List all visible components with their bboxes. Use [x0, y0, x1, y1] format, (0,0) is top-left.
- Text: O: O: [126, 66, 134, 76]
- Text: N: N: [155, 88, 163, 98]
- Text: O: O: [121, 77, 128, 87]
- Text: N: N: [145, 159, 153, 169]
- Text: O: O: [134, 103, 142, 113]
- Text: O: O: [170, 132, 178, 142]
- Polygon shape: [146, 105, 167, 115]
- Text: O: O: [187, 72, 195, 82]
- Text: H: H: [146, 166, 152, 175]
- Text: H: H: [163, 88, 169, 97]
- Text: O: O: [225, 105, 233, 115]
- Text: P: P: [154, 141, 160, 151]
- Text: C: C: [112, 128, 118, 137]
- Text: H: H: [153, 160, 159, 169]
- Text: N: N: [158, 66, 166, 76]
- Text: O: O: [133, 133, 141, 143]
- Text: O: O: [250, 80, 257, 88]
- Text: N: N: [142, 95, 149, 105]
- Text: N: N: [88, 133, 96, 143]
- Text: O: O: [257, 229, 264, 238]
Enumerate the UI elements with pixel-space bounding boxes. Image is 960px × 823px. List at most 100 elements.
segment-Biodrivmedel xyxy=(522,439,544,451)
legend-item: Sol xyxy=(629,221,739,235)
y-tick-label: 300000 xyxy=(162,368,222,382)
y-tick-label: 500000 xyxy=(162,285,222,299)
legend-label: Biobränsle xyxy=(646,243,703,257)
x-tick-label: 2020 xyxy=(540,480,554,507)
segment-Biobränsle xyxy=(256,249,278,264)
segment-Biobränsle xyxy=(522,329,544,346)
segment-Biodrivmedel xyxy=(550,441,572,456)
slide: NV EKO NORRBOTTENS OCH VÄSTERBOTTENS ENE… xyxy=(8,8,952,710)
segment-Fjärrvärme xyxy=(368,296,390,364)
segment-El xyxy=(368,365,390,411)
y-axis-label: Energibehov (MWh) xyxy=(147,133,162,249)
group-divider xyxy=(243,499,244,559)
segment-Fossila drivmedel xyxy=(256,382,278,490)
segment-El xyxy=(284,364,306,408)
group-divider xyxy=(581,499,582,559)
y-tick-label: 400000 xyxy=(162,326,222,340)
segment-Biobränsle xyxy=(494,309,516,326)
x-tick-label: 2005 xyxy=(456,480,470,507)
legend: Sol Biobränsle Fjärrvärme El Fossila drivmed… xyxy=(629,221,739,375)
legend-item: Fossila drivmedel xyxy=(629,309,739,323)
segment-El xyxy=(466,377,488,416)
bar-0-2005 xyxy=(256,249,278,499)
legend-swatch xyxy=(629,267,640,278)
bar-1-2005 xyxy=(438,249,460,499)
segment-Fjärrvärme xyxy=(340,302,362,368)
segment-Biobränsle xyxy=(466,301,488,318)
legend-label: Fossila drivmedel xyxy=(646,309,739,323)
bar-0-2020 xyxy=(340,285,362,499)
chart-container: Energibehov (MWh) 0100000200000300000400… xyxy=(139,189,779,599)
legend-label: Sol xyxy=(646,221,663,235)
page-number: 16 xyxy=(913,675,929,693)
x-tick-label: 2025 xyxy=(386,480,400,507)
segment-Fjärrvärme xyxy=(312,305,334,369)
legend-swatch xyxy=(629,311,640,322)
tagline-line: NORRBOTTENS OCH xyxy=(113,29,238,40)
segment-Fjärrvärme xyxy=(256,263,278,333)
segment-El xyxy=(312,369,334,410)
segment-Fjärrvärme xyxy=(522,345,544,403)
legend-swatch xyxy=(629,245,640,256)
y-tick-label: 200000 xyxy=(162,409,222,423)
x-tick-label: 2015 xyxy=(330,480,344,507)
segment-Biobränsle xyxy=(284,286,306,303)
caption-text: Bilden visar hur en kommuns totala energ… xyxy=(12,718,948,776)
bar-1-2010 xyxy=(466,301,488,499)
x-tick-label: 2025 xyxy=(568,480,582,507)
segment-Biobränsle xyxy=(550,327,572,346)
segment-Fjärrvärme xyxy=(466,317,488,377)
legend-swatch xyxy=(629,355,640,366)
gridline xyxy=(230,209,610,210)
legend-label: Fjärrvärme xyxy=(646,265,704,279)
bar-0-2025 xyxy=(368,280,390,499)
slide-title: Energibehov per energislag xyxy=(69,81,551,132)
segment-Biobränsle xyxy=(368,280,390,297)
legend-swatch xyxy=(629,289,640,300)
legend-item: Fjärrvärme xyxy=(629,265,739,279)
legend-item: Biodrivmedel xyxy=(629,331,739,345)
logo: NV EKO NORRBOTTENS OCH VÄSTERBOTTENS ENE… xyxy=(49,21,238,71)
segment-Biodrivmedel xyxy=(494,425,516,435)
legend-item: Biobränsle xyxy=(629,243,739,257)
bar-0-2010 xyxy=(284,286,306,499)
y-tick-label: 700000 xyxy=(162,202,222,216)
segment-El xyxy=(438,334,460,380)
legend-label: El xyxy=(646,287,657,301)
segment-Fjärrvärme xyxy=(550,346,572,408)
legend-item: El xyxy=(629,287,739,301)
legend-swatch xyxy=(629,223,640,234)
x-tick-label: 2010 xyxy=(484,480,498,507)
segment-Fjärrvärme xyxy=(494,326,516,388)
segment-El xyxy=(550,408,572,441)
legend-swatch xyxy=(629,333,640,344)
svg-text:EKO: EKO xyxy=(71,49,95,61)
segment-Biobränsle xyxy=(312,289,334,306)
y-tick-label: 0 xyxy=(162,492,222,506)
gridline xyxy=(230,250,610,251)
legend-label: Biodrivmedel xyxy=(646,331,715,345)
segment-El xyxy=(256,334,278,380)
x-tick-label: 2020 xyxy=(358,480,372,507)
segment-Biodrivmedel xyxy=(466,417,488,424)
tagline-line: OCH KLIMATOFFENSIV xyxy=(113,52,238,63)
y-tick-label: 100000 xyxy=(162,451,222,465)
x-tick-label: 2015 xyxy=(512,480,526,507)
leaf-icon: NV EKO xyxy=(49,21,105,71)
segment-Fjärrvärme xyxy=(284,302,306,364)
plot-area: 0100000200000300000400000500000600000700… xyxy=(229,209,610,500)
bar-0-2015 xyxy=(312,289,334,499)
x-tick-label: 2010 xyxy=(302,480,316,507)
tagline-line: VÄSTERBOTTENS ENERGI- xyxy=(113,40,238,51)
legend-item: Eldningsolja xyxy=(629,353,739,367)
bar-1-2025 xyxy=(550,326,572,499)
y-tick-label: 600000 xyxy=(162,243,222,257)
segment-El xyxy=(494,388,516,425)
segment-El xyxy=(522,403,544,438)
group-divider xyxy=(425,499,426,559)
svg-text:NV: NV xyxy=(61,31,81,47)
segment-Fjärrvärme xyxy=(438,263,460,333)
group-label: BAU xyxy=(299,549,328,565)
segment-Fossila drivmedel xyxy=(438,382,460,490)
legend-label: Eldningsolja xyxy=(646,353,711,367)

=====

EXERCISE BRIEF. Format every line of the rows above as a numbered list, leaving out any blank lines.

FINAL ANSWER.
1. List all visible components with their bboxes. Use [x0, y0, x1, y1] format, (0,0) is top-left.
2. - Text: O: O: [126, 66, 134, 76]
3. - Text: N: N: [155, 88, 163, 98]
4. - Text: O: O: [121, 77, 128, 87]
5. - Text: N: N: [145, 159, 153, 169]
6. - Text: O: O: [134, 103, 142, 113]
7. - Text: O: O: [170, 132, 178, 142]
8. - Polygon shape: [146, 105, 167, 115]
9. - Text: O: O: [187, 72, 195, 82]
10. - Text: H: H: [146, 166, 152, 175]
11. - Text: H: H: [163, 88, 169, 97]
12. - Text: O: O: [225, 105, 233, 115]
13. - Text: P: P: [154, 141, 160, 151]
14. - Text: C: C: [112, 128, 118, 137]
15. - Text: H: H: [153, 160, 159, 169]
16. - Text: N: N: [158, 66, 166, 76]
17. - Text: O: O: [133, 133, 141, 143]
18. - Text: O: O: [250, 80, 257, 88]
19. - Text: N: N: [142, 95, 149, 105]
20. - Text: N: N: [88, 133, 96, 143]
21. - Text: O: O: [257, 229, 264, 238]
22. Enumerate the UI elements with pixel-space bounding boxes. Image is 960px × 823px. List at most 100 elements.
23. segment-Biodrivmedel xyxy=(522,439,544,451)
24. legend-item: Sol xyxy=(629,221,739,235)
25. y-tick-label: 300000 xyxy=(162,368,222,382)
26. y-tick-label: 500000 xyxy=(162,285,222,299)
27. legend-label: Biobränsle xyxy=(646,243,703,257)
28. x-tick-label: 2020 xyxy=(540,480,554,507)
29. segment-Biobränsle xyxy=(256,249,278,264)
30. segment-Biobränsle xyxy=(522,329,544,346)
31. segment-Biodrivmedel xyxy=(550,441,572,456)
32. slide: NV EKO NORRBOTTENS OCH VÄSTERBOTTENS ENE… xyxy=(8,8,952,710)
33. segment-Fjärrvärme xyxy=(368,296,390,364)
34. segment-El xyxy=(368,365,390,411)
35. y-axis-label: Energibehov (MWh) xyxy=(147,133,162,249)
36. group-divider xyxy=(243,499,244,559)
37. segment-Fossila drivmedel xyxy=(256,382,278,490)
38. segment-El xyxy=(284,364,306,408)
39. group-divider xyxy=(581,499,582,559)
40. y-tick-label: 400000 xyxy=(162,326,222,340)
41. segment-Biobränsle xyxy=(494,309,516,326)
42. x-tick-label: 2005 xyxy=(456,480,470,507)
43. legend: Sol Biobränsle Fjärrvärme El Fossila drivmed… xyxy=(629,221,739,375)
44. legend-item: Fossila drivmedel xyxy=(629,309,739,323)
45. segment-El xyxy=(466,377,488,416)
46. bar-0-2005 xyxy=(256,249,278,499)
47. legend-swatch xyxy=(629,267,640,278)
48. bar-1-2005 xyxy=(438,249,460,499)
49. segment-Fjärrvärme xyxy=(340,302,362,368)
50. segment-Biobränsle xyxy=(466,301,488,318)
51. legend-label: Fossila drivmedel xyxy=(646,309,739,323)
52. bar-0-2020 xyxy=(340,285,362,499)
53. chart-container: Energibehov (MWh) 0100000200000300000400… xyxy=(139,189,779,599)
54. legend-label: Sol xyxy=(646,221,663,235)
55. page-number: 16 xyxy=(913,675,929,693)
56. x-tick-label: 2025 xyxy=(386,480,400,507)
57. segment-Fjärrvärme xyxy=(312,305,334,369)
58. legend-swatch xyxy=(629,311,640,322)
59. tagline-line: NORRBOTTENS OCH xyxy=(113,29,238,40)
60. segment-Fjärrvärme xyxy=(256,263,278,333)
61. segment-El xyxy=(312,369,334,410)
62. segment-Fjärrvärme xyxy=(522,345,544,403)
63. legend-swatch xyxy=(629,245,640,256)
64. y-tick-label: 200000 xyxy=(162,409,222,423)
65. x-tick-label: 2015 xyxy=(330,480,344,507)
66. segment-Biobränsle xyxy=(284,286,306,303)
67. caption-text: Bilden visar hur en kommuns totala energ… xyxy=(12,718,948,776)
68. bar-1-2010 xyxy=(466,301,488,499)
69. x-tick-label: 2025 xyxy=(568,480,582,507)
70. segment-Biobränsle xyxy=(550,327,572,346)
71. segment-Fjärrvärme xyxy=(466,317,488,377)
72. legend-swatch xyxy=(629,355,640,366)
73. gridline xyxy=(230,209,610,210)
74. legend-label: Fjärrvärme xyxy=(646,265,704,279)
75. bar-0-2025 xyxy=(368,280,390,499)
76. slide-title: Energibehov per energislag xyxy=(69,81,551,132)
77. segment-Biobränsle xyxy=(368,280,390,297)
78. legend-swatch xyxy=(629,289,640,300)
79. legend-item: Fjärrvärme xyxy=(629,265,739,279)
80. legend-item: Biodrivmedel xyxy=(629,331,739,345)
81. logo: NV EKO NORRBOTTENS OCH VÄSTERBOTTENS ENE… xyxy=(49,21,238,71)
82. segment-Biodrivmedel xyxy=(494,425,516,435)
83. legend-item: Biobränsle xyxy=(629,243,739,257)
84. bar-0-2010 xyxy=(284,286,306,499)
85. y-tick-label: 700000 xyxy=(162,202,222,216)
86. segment-El xyxy=(438,334,460,380)
87. legend-label: El xyxy=(646,287,657,301)
88. segment-Fjärrvärme xyxy=(550,346,572,408)
89. legend-item: El xyxy=(629,287,739,301)
90. legend-swatch xyxy=(629,223,640,234)
91. x-tick-label: 2010 xyxy=(484,480,498,507)
92. segment-Fjärrvärme xyxy=(494,326,516,388)
93. segment-El xyxy=(550,408,572,441)
94. legend-swatch xyxy=(629,333,640,344)
95. svg-text:EKO: EKO xyxy=(71,49,95,61)
96. segment-Biobränsle xyxy=(312,289,334,306)
97. y-tick-label: 0 xyxy=(162,492,222,506)
98. gridline xyxy=(230,250,610,251)
99. legend-label: Biodrivmedel xyxy=(646,331,715,345)
100. segment-El xyxy=(256,334,278,380)
101. x-tick-label: 2020 xyxy=(358,480,372,507)
102. segment-Biodrivmedel xyxy=(466,417,488,424)
103. tagline-line: OCH KLIMATOFFENSIV xyxy=(113,52,238,63)
104. y-tick-label: 100000 xyxy=(162,451,222,465)
105. x-tick-label: 2015 xyxy=(512,480,526,507)
106. leaf-icon: NV EKO xyxy=(49,21,105,71)
107. segment-Fjärrvärme xyxy=(284,302,306,364)
108. plot-area: 0100000200000300000400000500000600000700… xyxy=(229,209,610,500)
109. bar-0-2015 xyxy=(312,289,334,499)
110. x-tick-label: 2010 xyxy=(302,480,316,507)
111. tagline-line: VÄSTERBOTTENS ENERGI- xyxy=(113,40,238,51)
112. legend-item: Eldningsolja xyxy=(629,353,739,367)
113. bar-1-2025 xyxy=(550,326,572,499)
114. y-tick-label: 600000 xyxy=(162,243,222,257)
115. segment-El xyxy=(494,388,516,425)
116. segment-El xyxy=(522,403,544,438)
117. group-divider xyxy=(425,499,426,559)
118. svg-text:NV: NV xyxy=(61,31,81,47)
119. segment-Fjärrvärme xyxy=(438,263,460,333)
120. group-label: BAU xyxy=(299,549,328,565)
121. segment-Fossila drivmedel xyxy=(438,382,460,490)
122. legend-label: Eldningsolja xyxy=(646,353,711,367)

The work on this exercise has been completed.